▶ _Task to carry out_:
Quote the whole listing word for word, please.

▶ _Material shown_:
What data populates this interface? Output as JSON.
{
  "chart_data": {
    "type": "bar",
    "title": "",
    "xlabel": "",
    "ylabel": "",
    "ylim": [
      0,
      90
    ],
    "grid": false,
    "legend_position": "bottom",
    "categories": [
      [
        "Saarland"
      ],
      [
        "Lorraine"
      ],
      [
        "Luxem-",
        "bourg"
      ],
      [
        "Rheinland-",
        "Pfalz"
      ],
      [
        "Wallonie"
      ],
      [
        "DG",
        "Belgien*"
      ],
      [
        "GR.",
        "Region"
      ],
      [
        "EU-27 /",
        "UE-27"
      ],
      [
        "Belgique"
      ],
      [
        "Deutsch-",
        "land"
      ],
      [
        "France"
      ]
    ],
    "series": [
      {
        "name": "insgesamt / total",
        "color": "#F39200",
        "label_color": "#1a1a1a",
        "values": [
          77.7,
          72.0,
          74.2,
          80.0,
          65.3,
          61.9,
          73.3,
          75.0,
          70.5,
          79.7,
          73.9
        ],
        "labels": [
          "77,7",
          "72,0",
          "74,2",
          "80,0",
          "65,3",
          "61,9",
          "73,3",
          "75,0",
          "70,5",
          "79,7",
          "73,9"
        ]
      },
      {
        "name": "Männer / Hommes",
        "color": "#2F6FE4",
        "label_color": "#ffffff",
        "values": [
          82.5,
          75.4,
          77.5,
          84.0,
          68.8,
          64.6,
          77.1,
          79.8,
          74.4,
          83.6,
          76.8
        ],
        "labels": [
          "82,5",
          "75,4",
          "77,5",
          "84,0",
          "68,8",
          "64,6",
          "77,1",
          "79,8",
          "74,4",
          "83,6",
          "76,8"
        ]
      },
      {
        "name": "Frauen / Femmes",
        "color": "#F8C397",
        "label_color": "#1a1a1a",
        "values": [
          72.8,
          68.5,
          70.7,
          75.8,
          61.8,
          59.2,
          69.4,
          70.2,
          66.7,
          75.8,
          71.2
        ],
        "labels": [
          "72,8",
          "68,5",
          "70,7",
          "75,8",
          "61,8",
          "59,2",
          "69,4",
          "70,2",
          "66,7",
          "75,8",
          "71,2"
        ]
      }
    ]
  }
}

▶ _Answer for this exercise_:
What data populates this interface? Output as JSON.
{
  "chart_data": {
    "type": "bar",
    "title": "",
    "xlabel": "",
    "ylabel": "",
    "ylim": [
      0,
      90
    ],
    "grid": false,
    "legend_position": "bottom",
    "categories": [
      [
        "Saarland"
      ],
      [
        "Lorraine"
      ],
      [
        "Luxem-",
        "bourg"
      ],
      [
        "Rheinland-",
        "Pfalz"
      ],
      [
        "Wallonie"
      ],
      [
        "DG",
        "Belgien*"
      ],
      [
        "GR.",
        "Region"
      ],
      [
        "EU-27 /",
        "UE-27"
      ],
      [
        "Belgique"
      ],
      [
        "Deutsch-",
        "land"
      ],
      [
        "France"
      ]
    ],
    "series": [
      {
        "name": "insgesamt / total",
        "color": "#F39200",
        "label_color": "#1a1a1a",
        "values": [
          77.7,
          72.0,
          74.2,
          80.0,
          65.3,
          61.9,
          73.3,
          75.0,
          70.5,
          79.7,
          73.9
        ],
        "labels": [
          "77,7",
          "72,0",
          "74,2",
          "80,0",
          "65,3",
          "61,9",
          "73,3",
          "75,0",
          "70,5",
          "79,7",
          "73,9"
        ]
      },
      {
        "name": "Männer / Hommes",
        "color": "#2F6FE4",
        "label_color": "#ffffff",
        "values": [
          82.5,
          75.4,
          77.5,
          84.0,
          68.8,
          64.6,
          77.1,
          79.8,
          74.4,
          83.6,
          76.8
        ],
        "labels": [
          "82,5",
          "75,4",
          "77,5",
          "84,0",
          "68,8",
          "64,6",
          "77,1",
          "79,8",
          "74,4",
          "83,6",
          "76,8"
        ]
      },
      {
        "name": "Frauen / Femmes",
        "color": "#F8C397",
        "label_color": "#1a1a1a",
        "values": [
          72.8,
          68.5,
          70.7,
          75.8,
          61.8,
          59.2,
          69.4,
          70.2,
          66.7,
          75.8,
          71.2
        ],
        "labels": [
          "72,8",
          "68,5",
          "70,7",
          "75,8",
          "61,8",
          "59,2",
          "69,4",
          "70,2",
          "66,7",
          "75,8",
          "71,2"
        ]
      }
    ]
  }
}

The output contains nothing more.